## TASK DIRECTIONS
Read through the data and report every line in which the word "make" occurs.

Begin INPUT MATERIAL

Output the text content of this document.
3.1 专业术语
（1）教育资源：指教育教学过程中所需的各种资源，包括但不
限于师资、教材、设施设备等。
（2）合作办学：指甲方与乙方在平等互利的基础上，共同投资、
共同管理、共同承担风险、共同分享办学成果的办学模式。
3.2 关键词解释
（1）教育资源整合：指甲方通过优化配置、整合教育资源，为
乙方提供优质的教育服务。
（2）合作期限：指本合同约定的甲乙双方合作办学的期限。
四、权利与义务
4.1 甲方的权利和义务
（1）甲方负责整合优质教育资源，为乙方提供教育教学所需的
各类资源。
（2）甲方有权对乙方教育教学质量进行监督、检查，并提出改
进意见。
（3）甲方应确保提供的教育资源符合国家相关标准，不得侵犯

End INPUT MATERIAL
Begin INPUT MATERIAL

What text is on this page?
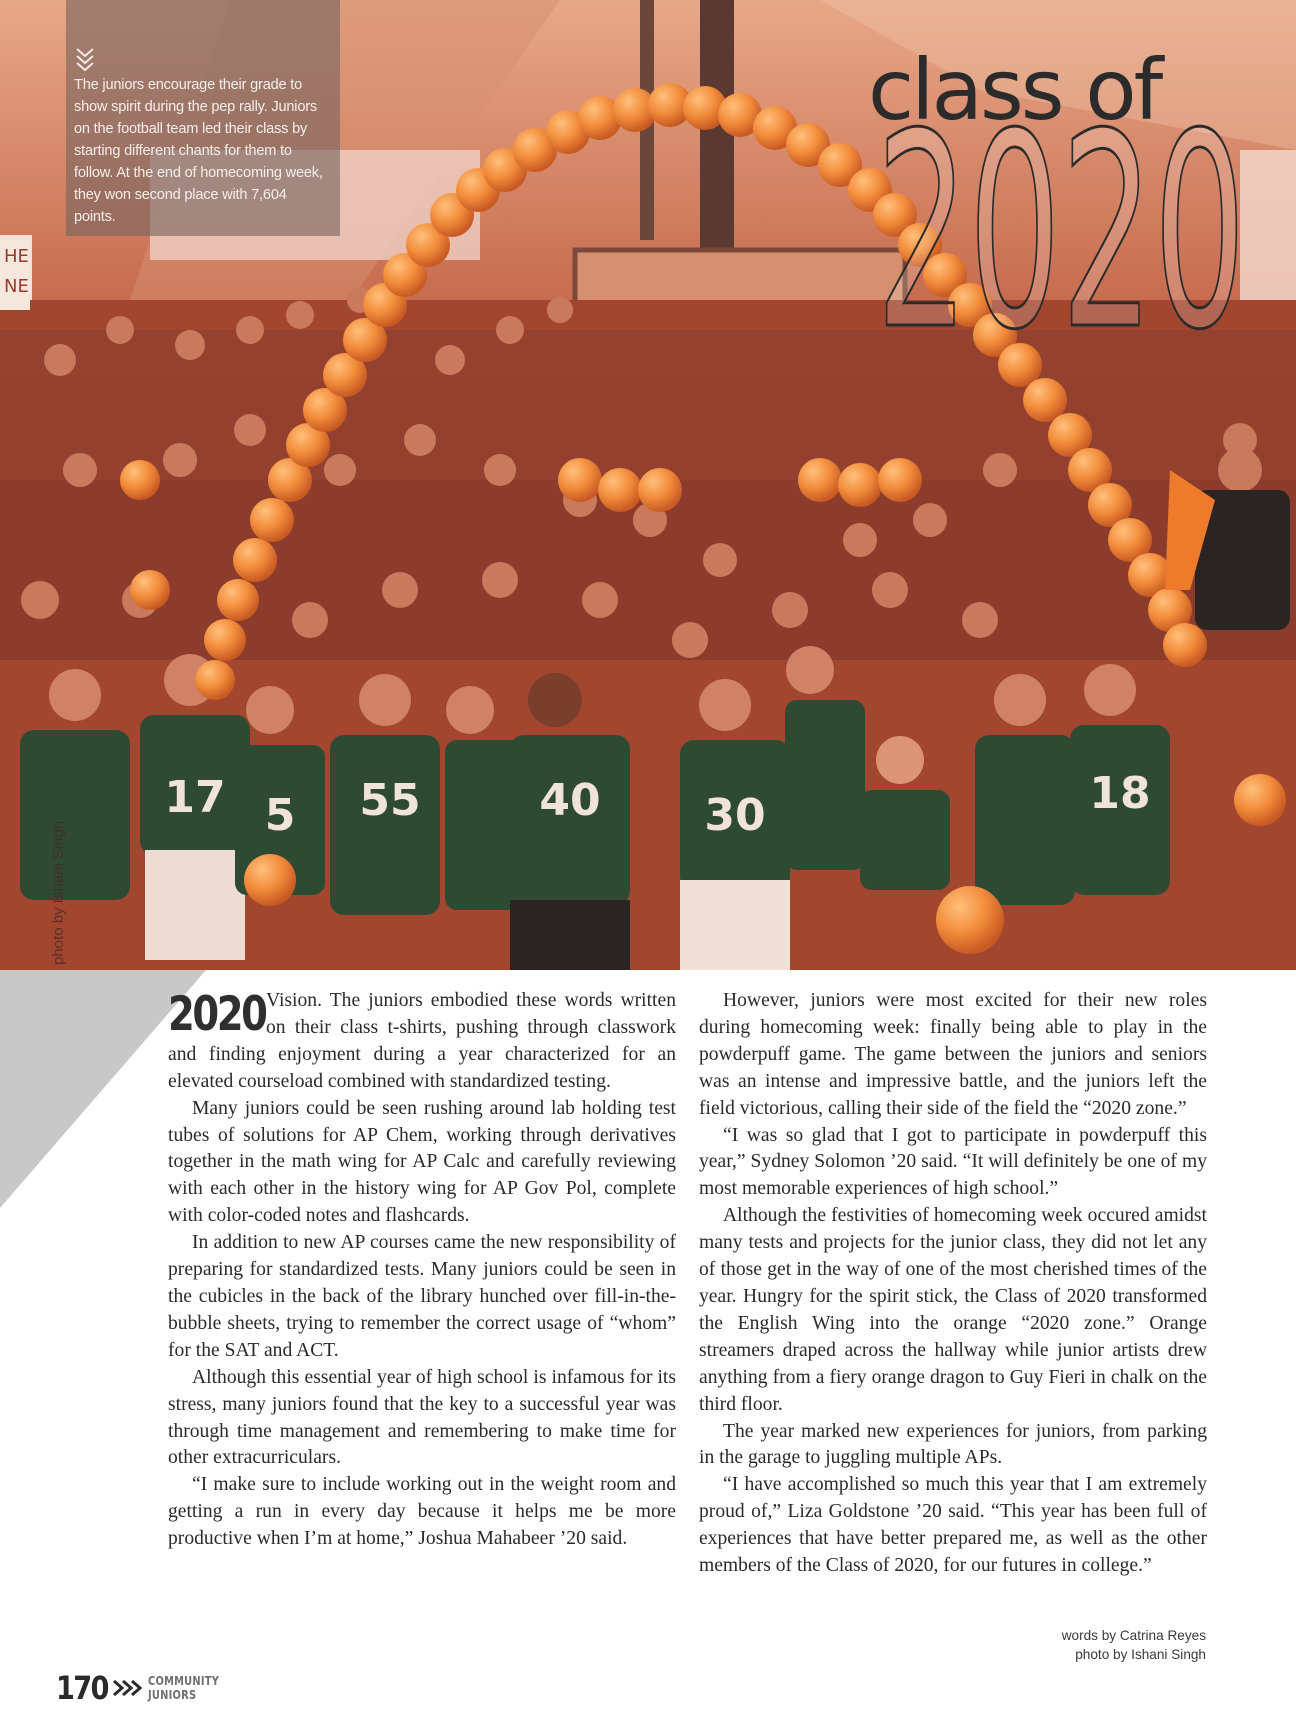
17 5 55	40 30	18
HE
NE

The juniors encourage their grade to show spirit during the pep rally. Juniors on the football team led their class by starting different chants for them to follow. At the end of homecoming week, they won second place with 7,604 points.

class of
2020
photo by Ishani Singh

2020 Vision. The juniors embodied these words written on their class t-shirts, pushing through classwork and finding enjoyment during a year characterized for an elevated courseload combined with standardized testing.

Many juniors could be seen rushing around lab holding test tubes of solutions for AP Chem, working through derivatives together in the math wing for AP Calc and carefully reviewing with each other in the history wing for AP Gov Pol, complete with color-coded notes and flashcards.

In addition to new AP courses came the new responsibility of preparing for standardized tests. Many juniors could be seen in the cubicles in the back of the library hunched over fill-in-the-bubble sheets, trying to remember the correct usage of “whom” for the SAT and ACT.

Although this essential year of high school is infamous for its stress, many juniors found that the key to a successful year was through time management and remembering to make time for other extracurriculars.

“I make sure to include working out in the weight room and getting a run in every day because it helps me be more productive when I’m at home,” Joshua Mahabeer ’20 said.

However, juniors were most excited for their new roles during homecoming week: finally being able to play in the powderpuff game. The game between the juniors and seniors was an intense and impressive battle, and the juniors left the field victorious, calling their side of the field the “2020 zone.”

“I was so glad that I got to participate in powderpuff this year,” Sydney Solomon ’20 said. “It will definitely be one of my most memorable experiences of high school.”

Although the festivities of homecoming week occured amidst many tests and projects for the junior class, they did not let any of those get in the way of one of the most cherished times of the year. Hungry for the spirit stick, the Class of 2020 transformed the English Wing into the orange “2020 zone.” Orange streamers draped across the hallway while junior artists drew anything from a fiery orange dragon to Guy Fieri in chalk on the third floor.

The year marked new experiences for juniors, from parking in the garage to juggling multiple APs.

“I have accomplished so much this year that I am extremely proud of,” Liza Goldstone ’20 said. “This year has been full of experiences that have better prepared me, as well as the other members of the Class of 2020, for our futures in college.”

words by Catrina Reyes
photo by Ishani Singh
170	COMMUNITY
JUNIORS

End INPUT MATERIAL

## REPLY
Although this essential year of high school is infamous for its stress, many juniors found that the key to a successful year was through time management and remembering to make time for other extracurriculars.
“I make sure to include working out in the weight room and getting a run in every day because it helps me be more productive when I’m at home,” Joshua Mahabeer ’20 said.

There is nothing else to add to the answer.